Extract provided -
Community Questions: You ask the questions, we answer them.
A general rule all media (3d Games, 3DS, 3D TV’s etc) that manipulates your stereoscopic vision actively (not only HMDs, 3D glasses too) should be absolutely avoided until the age of 6, to avoid eye development problems, but even until the age of 11 you should limit the use to less than a couple hours a day at maximum.
Generally, children should avoid using HMDs that are not properly calibrated to their perspective.
The biggest issue when dealing with children and any Head Mounted Display (HMD), is to take into consideration the Inter-pupillary distance (IPD). Devices like the Oculus and Gear VR have lenses at a set distance and allow for minor tweaks to alleviate variation in IPD. Adult averages usually fall around 63mm however there is quite a variation based on gender, race, and age making these values fluctuate between 48 and 73 mm. In order to accommodate this average, the Samsung GearVR lenses are 63mm apart from center to center.
Most HMD devices on the other hand can be a little more relaxed. I personally feel most 3D content out there often neglects proper setup and the viewing devices often do not allow for good calibration. Because of this I do not recommend long term exposure to 3D content in young children unless using a specifically calibrated device and content.
Still I personally recommend the following while using HMD’s :
If you using VR headset and it hurts you Or say it doesn’t hurt you at all or it does makes or does not makes you sick, I would recommend giving your eyes a rest from time to time. At –least after session of every 30 minutes or so, you should take 5-10 mins gap. As they are forced to focus on a very close area for long periods of time, it’s good to make them focus on something far from time to time. It’ll relax your muscles and help you get used to it as well in the long run.
So as per the Health and Safety message at the launch of Rift applications we should not allow children’s of age below than 12-13 to use VR for more long duration. But its not that bad for children above age 6.

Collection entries
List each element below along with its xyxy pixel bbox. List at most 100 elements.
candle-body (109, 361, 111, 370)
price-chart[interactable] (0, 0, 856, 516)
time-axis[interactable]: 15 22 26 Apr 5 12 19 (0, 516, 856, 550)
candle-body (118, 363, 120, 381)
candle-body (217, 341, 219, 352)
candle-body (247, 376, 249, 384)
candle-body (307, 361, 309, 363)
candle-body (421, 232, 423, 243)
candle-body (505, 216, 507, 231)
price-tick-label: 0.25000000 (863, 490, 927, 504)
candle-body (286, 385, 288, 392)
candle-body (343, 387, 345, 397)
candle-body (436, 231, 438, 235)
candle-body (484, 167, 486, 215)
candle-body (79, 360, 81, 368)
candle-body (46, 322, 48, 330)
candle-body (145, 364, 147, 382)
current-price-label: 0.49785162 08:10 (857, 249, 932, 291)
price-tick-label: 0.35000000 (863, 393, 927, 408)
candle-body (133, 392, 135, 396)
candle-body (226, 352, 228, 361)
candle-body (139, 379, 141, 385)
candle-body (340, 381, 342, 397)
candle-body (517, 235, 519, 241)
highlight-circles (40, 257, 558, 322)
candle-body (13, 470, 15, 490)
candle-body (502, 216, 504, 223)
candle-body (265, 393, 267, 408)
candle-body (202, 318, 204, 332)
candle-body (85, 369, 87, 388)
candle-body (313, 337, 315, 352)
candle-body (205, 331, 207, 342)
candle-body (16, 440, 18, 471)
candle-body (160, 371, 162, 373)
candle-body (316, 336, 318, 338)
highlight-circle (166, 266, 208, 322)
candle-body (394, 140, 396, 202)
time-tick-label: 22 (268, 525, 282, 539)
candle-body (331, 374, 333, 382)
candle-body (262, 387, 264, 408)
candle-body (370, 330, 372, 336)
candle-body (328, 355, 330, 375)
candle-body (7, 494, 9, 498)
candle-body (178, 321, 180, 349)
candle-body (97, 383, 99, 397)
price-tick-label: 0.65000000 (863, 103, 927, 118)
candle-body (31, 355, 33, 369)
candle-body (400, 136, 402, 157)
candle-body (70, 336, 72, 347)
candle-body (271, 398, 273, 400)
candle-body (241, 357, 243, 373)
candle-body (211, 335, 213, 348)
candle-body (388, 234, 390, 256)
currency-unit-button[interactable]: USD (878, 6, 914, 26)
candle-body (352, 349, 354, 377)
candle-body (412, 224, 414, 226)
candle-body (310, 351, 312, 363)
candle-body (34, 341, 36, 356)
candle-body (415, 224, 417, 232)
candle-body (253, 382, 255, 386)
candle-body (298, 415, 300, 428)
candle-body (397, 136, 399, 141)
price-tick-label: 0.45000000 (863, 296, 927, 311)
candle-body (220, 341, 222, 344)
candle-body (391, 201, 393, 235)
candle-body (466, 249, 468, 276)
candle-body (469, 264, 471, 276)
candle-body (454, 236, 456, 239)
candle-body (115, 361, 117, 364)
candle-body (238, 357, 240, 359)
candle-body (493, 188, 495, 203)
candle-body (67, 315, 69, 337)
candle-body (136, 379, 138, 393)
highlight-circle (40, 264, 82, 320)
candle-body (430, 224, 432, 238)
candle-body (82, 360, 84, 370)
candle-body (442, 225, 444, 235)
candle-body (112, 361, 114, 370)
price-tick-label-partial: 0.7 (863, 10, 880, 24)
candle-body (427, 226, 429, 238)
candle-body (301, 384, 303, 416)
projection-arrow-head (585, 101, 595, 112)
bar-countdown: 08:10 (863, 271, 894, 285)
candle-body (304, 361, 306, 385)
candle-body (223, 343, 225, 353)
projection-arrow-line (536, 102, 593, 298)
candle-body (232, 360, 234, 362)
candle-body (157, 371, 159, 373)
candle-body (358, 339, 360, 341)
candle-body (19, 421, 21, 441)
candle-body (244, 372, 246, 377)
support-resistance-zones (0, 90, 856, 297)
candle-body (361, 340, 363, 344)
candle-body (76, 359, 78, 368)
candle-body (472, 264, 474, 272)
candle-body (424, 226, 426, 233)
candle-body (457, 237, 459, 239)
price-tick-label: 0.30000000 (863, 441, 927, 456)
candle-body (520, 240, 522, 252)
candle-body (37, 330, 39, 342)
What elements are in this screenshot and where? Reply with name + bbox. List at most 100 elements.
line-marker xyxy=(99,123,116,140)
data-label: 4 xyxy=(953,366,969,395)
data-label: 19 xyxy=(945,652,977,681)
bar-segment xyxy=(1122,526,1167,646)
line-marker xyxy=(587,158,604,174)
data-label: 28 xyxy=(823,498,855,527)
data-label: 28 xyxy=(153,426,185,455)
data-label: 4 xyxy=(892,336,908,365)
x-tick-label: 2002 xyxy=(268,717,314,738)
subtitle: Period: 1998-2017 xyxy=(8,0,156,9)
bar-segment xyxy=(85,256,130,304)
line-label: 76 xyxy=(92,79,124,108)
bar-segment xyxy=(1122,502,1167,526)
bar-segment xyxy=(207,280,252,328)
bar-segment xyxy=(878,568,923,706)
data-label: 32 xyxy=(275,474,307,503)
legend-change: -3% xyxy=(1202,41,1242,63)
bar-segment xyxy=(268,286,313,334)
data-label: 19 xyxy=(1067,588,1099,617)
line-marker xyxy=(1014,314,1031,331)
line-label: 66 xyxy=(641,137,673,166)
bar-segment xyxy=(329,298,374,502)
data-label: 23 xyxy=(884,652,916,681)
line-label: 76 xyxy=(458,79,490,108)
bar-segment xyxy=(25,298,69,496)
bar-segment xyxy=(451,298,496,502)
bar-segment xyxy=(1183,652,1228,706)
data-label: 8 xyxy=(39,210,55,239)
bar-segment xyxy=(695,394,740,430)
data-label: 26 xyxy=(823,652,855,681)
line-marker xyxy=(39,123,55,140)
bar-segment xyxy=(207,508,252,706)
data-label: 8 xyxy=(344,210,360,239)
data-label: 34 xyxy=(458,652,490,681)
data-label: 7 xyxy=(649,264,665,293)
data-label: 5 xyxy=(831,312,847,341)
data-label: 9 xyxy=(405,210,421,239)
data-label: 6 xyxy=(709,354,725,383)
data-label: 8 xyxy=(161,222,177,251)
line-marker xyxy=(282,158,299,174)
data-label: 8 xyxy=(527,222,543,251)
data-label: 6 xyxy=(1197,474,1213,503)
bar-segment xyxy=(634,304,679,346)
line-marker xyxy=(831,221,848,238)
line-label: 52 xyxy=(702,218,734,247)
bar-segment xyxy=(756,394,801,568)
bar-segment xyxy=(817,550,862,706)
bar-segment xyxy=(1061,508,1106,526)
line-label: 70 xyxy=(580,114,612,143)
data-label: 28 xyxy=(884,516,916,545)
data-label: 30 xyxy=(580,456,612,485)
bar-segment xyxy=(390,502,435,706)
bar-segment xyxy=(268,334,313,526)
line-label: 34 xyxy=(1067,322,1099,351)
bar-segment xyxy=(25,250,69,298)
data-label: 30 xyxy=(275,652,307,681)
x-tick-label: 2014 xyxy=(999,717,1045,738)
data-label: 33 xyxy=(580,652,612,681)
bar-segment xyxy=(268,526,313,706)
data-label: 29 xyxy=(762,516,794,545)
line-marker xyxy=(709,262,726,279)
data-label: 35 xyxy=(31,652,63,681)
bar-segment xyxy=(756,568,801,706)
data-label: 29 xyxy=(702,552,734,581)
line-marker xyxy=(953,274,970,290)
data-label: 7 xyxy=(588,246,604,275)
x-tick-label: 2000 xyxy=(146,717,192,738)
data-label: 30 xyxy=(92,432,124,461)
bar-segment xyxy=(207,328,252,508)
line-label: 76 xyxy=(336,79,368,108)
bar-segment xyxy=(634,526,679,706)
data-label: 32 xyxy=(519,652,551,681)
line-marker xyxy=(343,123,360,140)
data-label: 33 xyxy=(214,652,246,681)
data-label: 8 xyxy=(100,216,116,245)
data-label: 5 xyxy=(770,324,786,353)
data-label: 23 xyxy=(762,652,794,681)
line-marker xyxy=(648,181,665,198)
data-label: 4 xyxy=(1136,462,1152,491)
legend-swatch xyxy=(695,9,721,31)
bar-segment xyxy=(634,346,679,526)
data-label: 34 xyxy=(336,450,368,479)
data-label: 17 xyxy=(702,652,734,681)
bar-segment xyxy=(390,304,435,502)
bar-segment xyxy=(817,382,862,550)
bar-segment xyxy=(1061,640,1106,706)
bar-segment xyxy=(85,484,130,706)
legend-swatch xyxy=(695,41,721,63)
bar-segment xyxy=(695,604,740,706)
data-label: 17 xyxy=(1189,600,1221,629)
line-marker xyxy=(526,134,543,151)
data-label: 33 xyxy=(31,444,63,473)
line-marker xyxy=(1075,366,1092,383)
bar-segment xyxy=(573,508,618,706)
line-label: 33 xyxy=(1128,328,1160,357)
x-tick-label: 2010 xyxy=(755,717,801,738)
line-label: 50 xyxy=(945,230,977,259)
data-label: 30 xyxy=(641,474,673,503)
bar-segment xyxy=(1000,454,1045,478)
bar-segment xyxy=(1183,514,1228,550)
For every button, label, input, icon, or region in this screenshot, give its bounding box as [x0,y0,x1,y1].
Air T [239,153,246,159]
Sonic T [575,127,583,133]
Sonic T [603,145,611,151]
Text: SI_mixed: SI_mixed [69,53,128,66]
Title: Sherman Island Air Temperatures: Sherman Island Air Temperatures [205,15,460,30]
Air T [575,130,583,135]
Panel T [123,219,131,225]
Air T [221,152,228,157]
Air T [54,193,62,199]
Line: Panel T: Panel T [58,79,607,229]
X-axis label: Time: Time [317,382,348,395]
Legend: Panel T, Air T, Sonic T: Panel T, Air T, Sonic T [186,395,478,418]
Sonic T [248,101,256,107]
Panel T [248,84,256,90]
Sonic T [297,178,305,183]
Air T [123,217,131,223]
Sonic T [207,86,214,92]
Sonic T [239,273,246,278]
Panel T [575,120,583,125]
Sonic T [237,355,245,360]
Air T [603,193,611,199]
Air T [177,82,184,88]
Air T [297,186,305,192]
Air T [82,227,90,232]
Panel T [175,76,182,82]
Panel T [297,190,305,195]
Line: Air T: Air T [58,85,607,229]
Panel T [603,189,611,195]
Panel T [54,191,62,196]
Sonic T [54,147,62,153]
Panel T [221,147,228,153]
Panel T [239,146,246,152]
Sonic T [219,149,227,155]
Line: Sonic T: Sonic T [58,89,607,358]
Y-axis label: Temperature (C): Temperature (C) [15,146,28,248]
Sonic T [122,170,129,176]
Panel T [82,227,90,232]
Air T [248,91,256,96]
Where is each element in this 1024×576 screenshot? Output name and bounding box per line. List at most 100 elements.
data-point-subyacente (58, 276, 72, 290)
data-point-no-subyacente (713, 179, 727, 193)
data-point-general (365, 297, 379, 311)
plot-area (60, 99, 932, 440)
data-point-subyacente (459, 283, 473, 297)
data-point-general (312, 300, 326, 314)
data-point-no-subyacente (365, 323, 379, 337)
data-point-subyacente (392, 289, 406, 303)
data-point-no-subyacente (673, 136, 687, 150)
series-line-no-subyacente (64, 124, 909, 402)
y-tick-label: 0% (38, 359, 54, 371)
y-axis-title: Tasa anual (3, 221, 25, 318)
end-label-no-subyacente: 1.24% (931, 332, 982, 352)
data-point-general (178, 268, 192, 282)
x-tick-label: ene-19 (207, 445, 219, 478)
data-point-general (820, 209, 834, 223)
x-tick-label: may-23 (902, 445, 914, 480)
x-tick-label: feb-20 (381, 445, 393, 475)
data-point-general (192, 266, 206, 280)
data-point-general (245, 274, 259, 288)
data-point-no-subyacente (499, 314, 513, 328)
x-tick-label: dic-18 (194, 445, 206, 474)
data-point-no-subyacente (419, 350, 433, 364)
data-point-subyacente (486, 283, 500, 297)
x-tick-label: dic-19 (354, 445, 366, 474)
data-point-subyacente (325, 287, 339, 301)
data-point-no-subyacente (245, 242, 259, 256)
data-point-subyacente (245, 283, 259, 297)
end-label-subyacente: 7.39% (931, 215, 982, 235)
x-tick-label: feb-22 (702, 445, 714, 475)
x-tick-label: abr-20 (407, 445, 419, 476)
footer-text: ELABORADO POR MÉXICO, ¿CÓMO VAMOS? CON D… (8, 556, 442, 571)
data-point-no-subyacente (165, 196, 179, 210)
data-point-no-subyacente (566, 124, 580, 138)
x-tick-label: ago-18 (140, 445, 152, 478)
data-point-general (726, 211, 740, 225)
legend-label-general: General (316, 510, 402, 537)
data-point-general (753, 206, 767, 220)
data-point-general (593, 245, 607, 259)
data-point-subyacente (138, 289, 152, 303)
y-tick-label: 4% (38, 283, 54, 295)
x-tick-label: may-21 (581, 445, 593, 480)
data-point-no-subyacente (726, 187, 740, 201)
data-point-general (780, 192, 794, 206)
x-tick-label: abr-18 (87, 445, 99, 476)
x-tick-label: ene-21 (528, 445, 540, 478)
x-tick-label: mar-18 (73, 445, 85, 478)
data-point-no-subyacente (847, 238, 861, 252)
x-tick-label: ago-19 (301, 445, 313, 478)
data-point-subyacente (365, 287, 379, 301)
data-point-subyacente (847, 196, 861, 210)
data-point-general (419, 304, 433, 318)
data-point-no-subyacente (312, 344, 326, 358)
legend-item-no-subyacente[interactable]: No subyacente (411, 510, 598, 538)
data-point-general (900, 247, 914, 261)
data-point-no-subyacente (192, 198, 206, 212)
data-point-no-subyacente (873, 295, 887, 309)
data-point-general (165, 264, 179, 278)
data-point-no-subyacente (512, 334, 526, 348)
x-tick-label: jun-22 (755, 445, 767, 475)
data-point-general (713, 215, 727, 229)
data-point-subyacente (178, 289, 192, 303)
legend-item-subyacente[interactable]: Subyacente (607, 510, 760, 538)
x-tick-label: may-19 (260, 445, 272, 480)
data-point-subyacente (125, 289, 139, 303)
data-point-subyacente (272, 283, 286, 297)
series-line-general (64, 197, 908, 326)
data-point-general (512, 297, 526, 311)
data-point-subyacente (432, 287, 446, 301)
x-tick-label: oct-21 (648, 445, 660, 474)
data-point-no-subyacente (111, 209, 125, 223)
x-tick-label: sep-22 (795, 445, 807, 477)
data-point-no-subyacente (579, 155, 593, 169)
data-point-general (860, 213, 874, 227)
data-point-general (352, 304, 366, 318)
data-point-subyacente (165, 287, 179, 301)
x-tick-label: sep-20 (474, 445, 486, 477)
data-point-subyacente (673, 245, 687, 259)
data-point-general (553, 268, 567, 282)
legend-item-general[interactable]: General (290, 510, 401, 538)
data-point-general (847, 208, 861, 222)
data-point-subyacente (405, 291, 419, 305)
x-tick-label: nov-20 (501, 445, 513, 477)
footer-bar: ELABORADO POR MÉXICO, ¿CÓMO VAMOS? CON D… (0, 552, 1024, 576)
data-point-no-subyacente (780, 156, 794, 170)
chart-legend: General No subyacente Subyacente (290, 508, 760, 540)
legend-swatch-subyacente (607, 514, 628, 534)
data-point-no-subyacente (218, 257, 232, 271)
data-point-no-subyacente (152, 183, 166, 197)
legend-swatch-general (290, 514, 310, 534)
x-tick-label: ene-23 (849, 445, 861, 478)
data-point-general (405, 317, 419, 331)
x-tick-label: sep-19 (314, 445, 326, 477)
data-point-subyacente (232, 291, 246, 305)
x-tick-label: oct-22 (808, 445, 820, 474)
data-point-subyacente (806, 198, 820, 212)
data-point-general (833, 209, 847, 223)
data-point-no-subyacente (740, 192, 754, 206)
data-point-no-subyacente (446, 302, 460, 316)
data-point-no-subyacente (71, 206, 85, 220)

What you need to do -
#1 According to the text on children and VR headsets, how far apart are the Samsung GearVR lenses?
#2 Write a continuation of the text on children and VR headsets, starting right after its last sentence.

Answers per task -
#1 They are 63mm apart from center to center.

#2
The best practices guide and Health and Safety message was written to best cover the ass of Oculus in the event of a lawsuit. The ages of use by children are not based on extensive lab testing – they’re based on speculation about the worst possible case
Here’s a proper lab study. which Concludes: “… using a stereoscopic three-dimensional system for up to 2 h was acceptable for most of the users regardless of their age.”
Now wait for year and so we’ll have more practical user reviews and lab test about same. There is no magical way to make a limit that will work for all children all the time that Oculus, or Sony, or anyone else can implement. As always, it’s up to parents to be responsible for their children’s activities and experiences as much as they can.
A part of it is just to cover their ass legally but there is a physical reason why you might want to make sure they have a lot of experience in the outside world first.
One of the way our brain handles 3D is it analyzes the difference in images from both of our eye. How different the image is depends on the distance between your two pupils and varies between individuals. Oculus has a slider for this in the latest model, so it handles for a huge range of face, but it might still be an issue who have a smaller head that is still growing!
There is another 3D cue that’s missing as well, it’s called accomodation. It’s your eye changing it’s focus to look at something closer to you (like a camera). This isn’t replicated in VR yet and fixing it requires quite a jump in screen technology to have mass market appeal:
So naturally, they are being a little wary about this. But imo, just make sure they are doing sports, and as long as they don’t get sick, it should be fine.